- **The exercise**
Reproduce every line of the material below, but drop the pictures.

- **Records supplied**

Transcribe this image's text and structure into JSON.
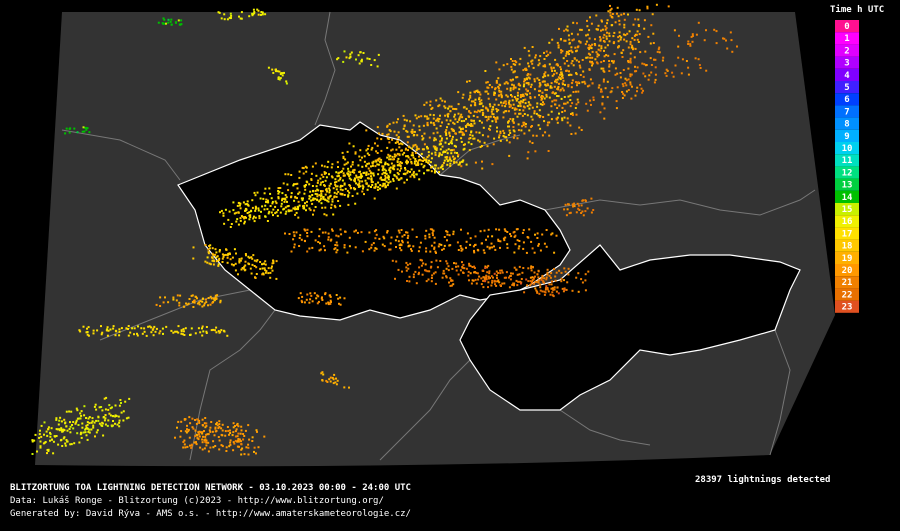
{
  "legend": {
    "title": "Time h UTC",
    "items": [
      {
        "label": "0",
        "color": "#ff1090"
      },
      {
        "label": "1",
        "color": "#ff00ff"
      },
      {
        "label": "2",
        "color": "#e000ff"
      },
      {
        "label": "3",
        "color": "#b000ff"
      },
      {
        "label": "4",
        "color": "#8000ff"
      },
      {
        "label": "5",
        "color": "#4020ff"
      },
      {
        "label": "6",
        "color": "#0040ff"
      },
      {
        "label": "7",
        "color": "#0070ff"
      },
      {
        "label": "8",
        "color": "#0090ff"
      },
      {
        "label": "9",
        "color": "#00b0ff"
      },
      {
        "label": "10",
        "color": "#00d0f0"
      },
      {
        "label": "11",
        "color": "#00e0c0"
      },
      {
        "label": "12",
        "color": "#00e080"
      },
      {
        "label": "13",
        "color": "#00d040"
      },
      {
        "label": "14",
        "color": "#00c000"
      },
      {
        "label": "15",
        "color": "#c8f000"
      },
      {
        "label": "16",
        "color": "#f0f000"
      },
      {
        "label": "17",
        "color": "#ffe000"
      },
      {
        "label": "18",
        "color": "#ffc800"
      },
      {
        "label": "19",
        "color": "#ffb000"
      },
      {
        "label": "20",
        "color": "#ff9800"
      },
      {
        "label": "21",
        "color": "#f08000"
      },
      {
        "label": "22",
        "color": "#e87000"
      },
      {
        "label": "23",
        "color": "#e05020"
      }
    ]
  },
  "footer": {
    "title": "BLITZORTUNG TOA LIGHTNING DETECTION NETWORK - 03.10.2023  00:00 - 24:00 UTC",
    "data_line": "Data: Lukáš Ronge - Blitzortung (c)2023  -  http://www.blitzortung.org/",
    "generated_line": "Generated by: David Rýva - AMS o.s.  -  http://www.amaterskameteorologie.cz/",
    "count": "28397 lightnings detected"
  }
}
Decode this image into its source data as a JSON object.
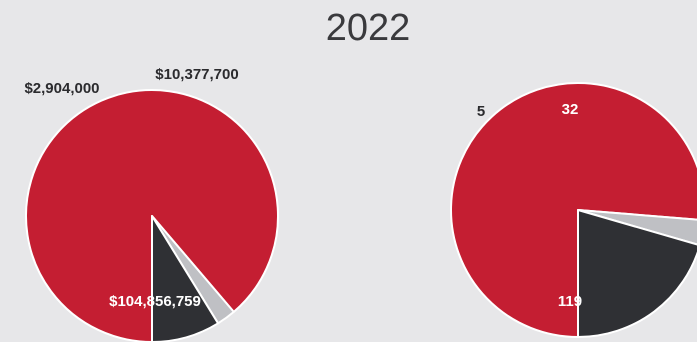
{
  "title": "2022",
  "colors": {
    "background": "#e7e7e9",
    "red": "#c41e32",
    "dark": "#2f3034",
    "light": "#bfc0c4"
  },
  "chart_data": [
    {
      "type": "pie",
      "title": "",
      "slices": [
        {
          "label": "$104,856,759",
          "value": 104856759,
          "color": "#c41e32"
        },
        {
          "label": "$2,904,000",
          "value": 2904000,
          "color": "#bfc0c4"
        },
        {
          "label": "$10,377,700",
          "value": 10377700,
          "color": "#2f3034"
        }
      ]
    },
    {
      "type": "pie",
      "title": "",
      "slices": [
        {
          "label": "119",
          "value": 119,
          "color": "#c41e32"
        },
        {
          "label": "5",
          "value": 5,
          "color": "#bfc0c4"
        },
        {
          "label": "32",
          "value": 32,
          "color": "#2f3034"
        }
      ]
    }
  ]
}
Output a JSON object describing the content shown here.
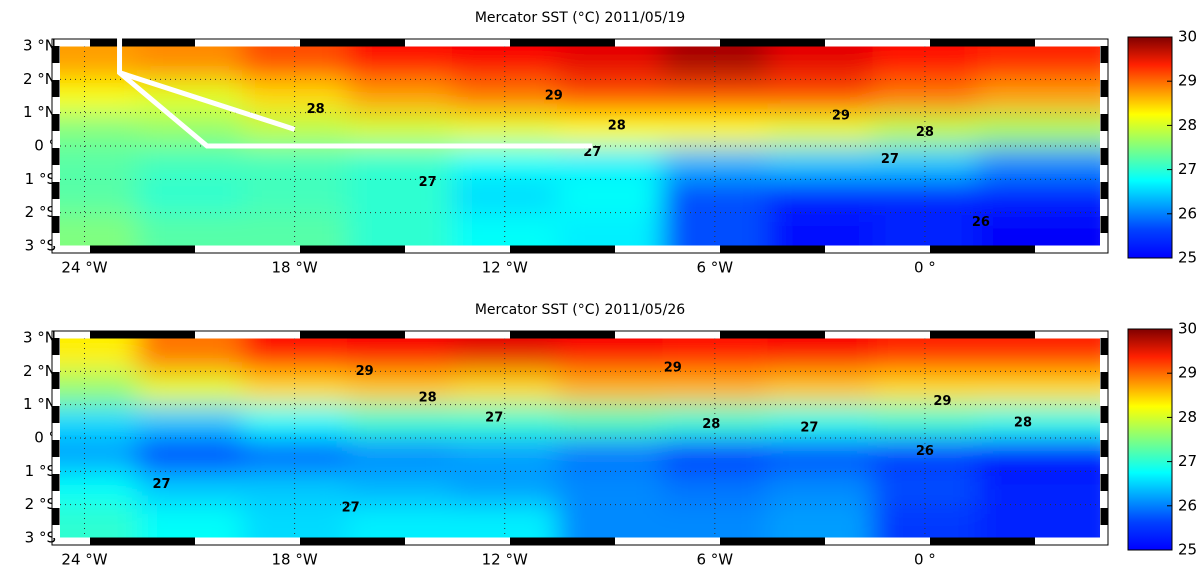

- **The response**
Transcribe this image's text and structure into JSON.
{
  "legend": {
    "title": "Time h UTC",
    "items": [
      {
        "label": "0",
        "color": "#ff1090"
      },
      {
        "label": "1",
        "color": "#ff00ff"
      },
      {
        "label": "2",
        "color": "#e000ff"
      },
      {
        "label": "3",
        "color": "#b000ff"
      },
      {
        "label": "4",
        "color": "#8000ff"
      },
      {
        "label": "5",
        "color": "#4020ff"
      },
      {
        "label": "6",
        "color": "#0040ff"
      },
      {
        "label": "7",
        "color": "#0070ff"
      },
      {
        "label": "8",
        "color": "#0090ff"
      },
      {
        "label": "9",
        "color": "#00b0ff"
      },
      {
        "label": "10",
        "color": "#00d0f0"
      },
      {
        "label": "11",
        "color": "#00e0c0"
      },
      {
        "label": "12",
        "color": "#00e080"
      },
      {
        "label": "13",
        "color": "#00d040"
      },
      {
        "label": "14",
        "color": "#00c000"
      },
      {
        "label": "15",
        "color": "#c8f000"
      },
      {
        "label": "16",
        "color": "#f0f000"
      },
      {
        "label": "17",
        "color": "#ffe000"
      },
      {
        "label": "18",
        "color": "#ffc800"
      },
      {
        "label": "19",
        "color": "#ffb000"
      },
      {
        "label": "20",
        "color": "#ff9800"
      },
      {
        "label": "21",
        "color": "#f08000"
      },
      {
        "label": "22",
        "color": "#e87000"
      },
      {
        "label": "23",
        "color": "#e05020"
      }
    ]
  },
  "footer": {
    "title": "BLITZORTUNG TOA LIGHTNING DETECTION NETWORK - 03.10.2023  00:00 - 24:00 UTC",
    "data_line": "Data: Lukáš Ronge - Blitzortung (c)2023  -  http://www.blitzortung.org/",
    "generated_line": "Generated by: David Rýva - AMS o.s.  -  http://www.amaterskameteorologie.cz/",
    "count": "28397 lightnings detected"
  }
}
Decode this image into its source data as a JSON object.
{
  "title": "2022",
  "colors": {
    "background": "#e7e7e9",
    "red": "#c41e32",
    "dark": "#2f3034",
    "light": "#bfc0c4"
  },
  "chart_data": [
    {
      "type": "pie",
      "title": "",
      "slices": [
        {
          "label": "$104,856,759",
          "value": 104856759,
          "color": "#c41e32"
        },
        {
          "label": "$2,904,000",
          "value": 2904000,
          "color": "#bfc0c4"
        },
        {
          "label": "$10,377,700",
          "value": 10377700,
          "color": "#2f3034"
        }
      ]
    },
    {
      "type": "pie",
      "title": "",
      "slices": [
        {
          "label": "119",
          "value": 119,
          "color": "#c41e32"
        },
        {
          "label": "5",
          "value": 5,
          "color": "#bfc0c4"
        },
        {
          "label": "32",
          "value": 32,
          "color": "#2f3034"
        }
      ]
    }
  ]
}
Output a JSON object describing the content shown here.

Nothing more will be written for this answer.